§ Selected excerpt:
** start **
How have the economist's measured happiness?

Dear Reader,

As we enter the countdown to the new year we take stock of emotions, happiness, sorrow, and the questions of life well lived. Abiding happiness, and the meaning of life often discount the lessons learnt from the “dismal science” but the insights it offers sometimes make for a counter-intuitive wisdom.

Let us begin with pleasure. Jeremy Bentham (1748-1832) lived a long life and made significant contributions to many fields. The cardinal idea which we ascribe to him today is “utilitarianism”, it sought that individuals maximise personal happiness and minimise pain. The remarkable and one of the most influential economist Alfred Marshall (1842-1924) took this idea and came up with a framework that looked at utility and created consumer behaviour theory that used maximising utility as the first rule. Therefore came the rational consumer who was always willing to pay marginal substitution game where the marginal utility (satisfaction) was equal to the marginal cost.

The prevailing idea around us has been that more money allows us to indulge our fancies and allows us to pursue individual happiness. Or so we would believe. Enter Tibor Scitovsky (1910 - 2002) who in his landmark book The Joyless Economy: The Psychology of Human Satisfaction first published in 1975. Scitovsky was not convinced that more consumption meant more happiness. In his work he broadened our way of analysing happiness by dividing it into two different categories.
** end **
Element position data
** start **
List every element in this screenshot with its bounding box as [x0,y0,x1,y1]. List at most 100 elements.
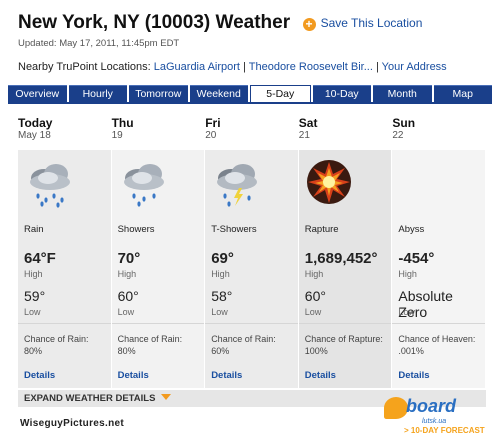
low-temp: 60° [117,288,139,304]
chance-label: Chance of Rain: [211,334,276,344]
day-date: May 18 [18,130,51,141]
day-header: Sat 21 [299,116,393,141]
precip-chance: Chance of Rain: 80% [118,333,183,357]
rain-cloud-icon [30,164,70,208]
board-logo: board lutsk.ua > 10-DAY FORECAST [382,393,492,437]
page-header: New York, NY (10003) Weather + Save This … [18,12,490,73]
divider [205,323,298,324]
nearby-locations: Nearby TruPoint Locations: LaGuardia Air… [18,61,490,73]
explosion-icon [306,160,351,204]
high-temp: -454° [398,250,435,267]
tab-weekend[interactable]: Weekend [189,85,248,102]
low-label: Low [117,307,135,317]
chance-value: .001% [398,346,424,356]
condition-label: Rapture [304,224,339,235]
low-temp: 59° [24,288,46,304]
divider [18,323,111,324]
day-header: Fri 20 [205,116,299,141]
day-name: Sun [392,116,416,130]
details-link[interactable]: Details [305,370,336,381]
day-header: Sun 22 [392,116,486,141]
condition-label: Abyss [398,224,425,235]
forecast-day-column: Showers 70° High 60° Low Chance of Rain:… [111,150,206,388]
condition-label: Rain [24,224,44,235]
day-date: 22 [392,130,404,141]
day-name: Today [18,116,53,130]
nearby-label: Nearby TruPoint Locations: [18,61,151,73]
chance-label: Chance of Rain: [117,334,183,344]
low-label: Low [24,307,41,317]
high-temp: 1,689,452° [304,250,378,267]
high-label: High [398,269,417,279]
chance-label: Chance of Heaven: [398,334,476,344]
nearby-link-laguardia[interactable]: LaGuardia Airport [154,61,240,73]
tab-underline [8,102,492,104]
logo-domain: lutsk.ua [422,418,447,425]
nearby-link-theodore-roosevelt[interactable]: Theodore Roosevelt Bir... [249,61,373,73]
save-location-button[interactable]: + Save This Location [302,15,423,31]
page-title: New York, NY (10003) Weather [18,12,291,33]
day-date: 21 [298,130,310,141]
details-link[interactable]: Details [211,370,242,381]
divider [298,323,392,324]
forecast-tabs: Overview Hourly Tomorrow Weekend 5-Day 1… [8,85,492,102]
high-label: High [24,269,43,279]
updated-timestamp: Updated: May 17, 2011, 11:45pm EDT [18,38,180,49]
chance-value: 80% [24,346,43,356]
high-temp: 64°F [24,250,56,267]
precip-chance: Chance of Heaven: .001% [398,333,475,357]
chance-label: Chance of Rapture: [304,334,383,344]
high-label: High [117,269,137,279]
day-name: Fri [205,116,221,130]
day-name: Sat [298,116,318,130]
forecast-day-column: Rapture 1,689,452° High 60° Low Chance o… [298,150,393,388]
low-temp: 60° [304,288,326,304]
details-link[interactable]: Details [24,370,55,381]
divider [392,323,485,324]
low-label: Low [211,307,228,317]
separator: | [243,61,246,73]
tab-tomorrow[interactable]: Tomorrow [129,85,188,102]
speech-bubble-icon [384,397,408,419]
condition-label: T-Showers [211,224,257,235]
tab-hourly[interactable]: Hourly [68,85,127,102]
day-headers: Today May 18 Thu 19 Fri 20 Sat 21 Sun 22 [18,116,486,141]
showers-cloud-icon [123,164,164,207]
tab-10-day[interactable]: 10-Day [312,85,371,102]
thunder-showers-cloud-icon [217,164,258,207]
save-location-label: Save This Location [320,15,423,30]
day-date: 20 [205,130,217,141]
tab-overview[interactable]: Overview [8,85,67,102]
low-label: Low [304,307,322,317]
tab-map[interactable]: Map [433,85,492,102]
tab-5-day[interactable]: 5-Day [250,85,311,102]
forecast-day-column: Abyss -454° High Absolute Zero Low Chanc… [392,150,486,388]
chevron-down-icon [161,394,172,400]
precip-chance: Chance of Rain: 60% [211,333,276,357]
forecast-grid: Rain 64°F High 59° Low Chance of Rain: 80… [18,150,486,388]
high-label: High [304,269,324,279]
low-label: Low [398,307,415,317]
tab-month[interactable]: Month [373,85,432,102]
chance-label: Chance of Rain: [24,334,89,344]
high-label: High [211,269,230,279]
forecast-day-column: Rain 64°F High 59° Low Chance of Rain: 80… [18,150,112,388]
separator: | [375,61,379,73]
chance-value: 100% [304,346,328,356]
details-link[interactable]: Details [118,370,149,381]
logo-forecast: > 10-DAY FORECAST [404,426,485,435]
high-temp: 70° [117,250,141,267]
divider [111,323,205,324]
expand-label: EXPAND WEATHER DETAILS [24,393,156,404]
watermark-credit: WiseguyPictures.net [20,418,124,429]
chance-value: 80% [117,346,136,356]
condition-label: Showers [117,224,155,235]
details-link[interactable]: Details [398,370,429,381]
precip-chance: Chance of Rain: 80% [24,333,89,357]
day-header: Today May 18 [18,116,112,141]
day-name: Thu [111,116,134,130]
high-temp: 69° [211,250,234,267]
plus-icon: + [302,17,316,31]
forecast-day-column: T-Showers 69° High 58° Low Chance of Rai… [205,150,299,388]
nearby-link-your-address[interactable]: Your Address [382,61,447,73]
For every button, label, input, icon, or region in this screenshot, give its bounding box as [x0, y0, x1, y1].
** end **
§ Problems:
• a. Do these statements agree with the letter on how economists have measured happiness? For each, give yes or no along with the letter's deciding words.
(i) Jeremy Bentham lived from 1748 to 1832.
(ii) The consumer behaviour theory of Alfred Marshall used minimising pain as its first rule.
(iii) The Joyless Economy was first published in 1975.
• b. In the letter on how economists have measured happiness, swap "significant" for "notable" and write out the passage from "Let us begin" up to and including "the marginal cost.".

§ Task-by-task answers:
• a.
(i) Yes: "Jeremy Bentham (1748-1832) lived a long life"
(ii) No: "created consumer behaviour theory that used maximising utility as the first rule"
(iii) Yes: "first published in 1975"

• b.
Let us begin with pleasure. Jeremy Bentham (1748-1832) lived a long life and made notable contributions to many fields. The cardinal idea which we ascribe to him today is “utilitarianism”, it sought that individuals maximise personal happiness and minimise pain. The remarkable and one of the most influential economist Alfred Marshall (1842-1924) took this idea and came up with a framework that looked at utility and created consumer behaviour theory that used maximising utility as the first rule. Therefore came the rational consumer who was always willing to pay marginal substitution game where the marginal utility (satisfaction) was equal to the marginal cost.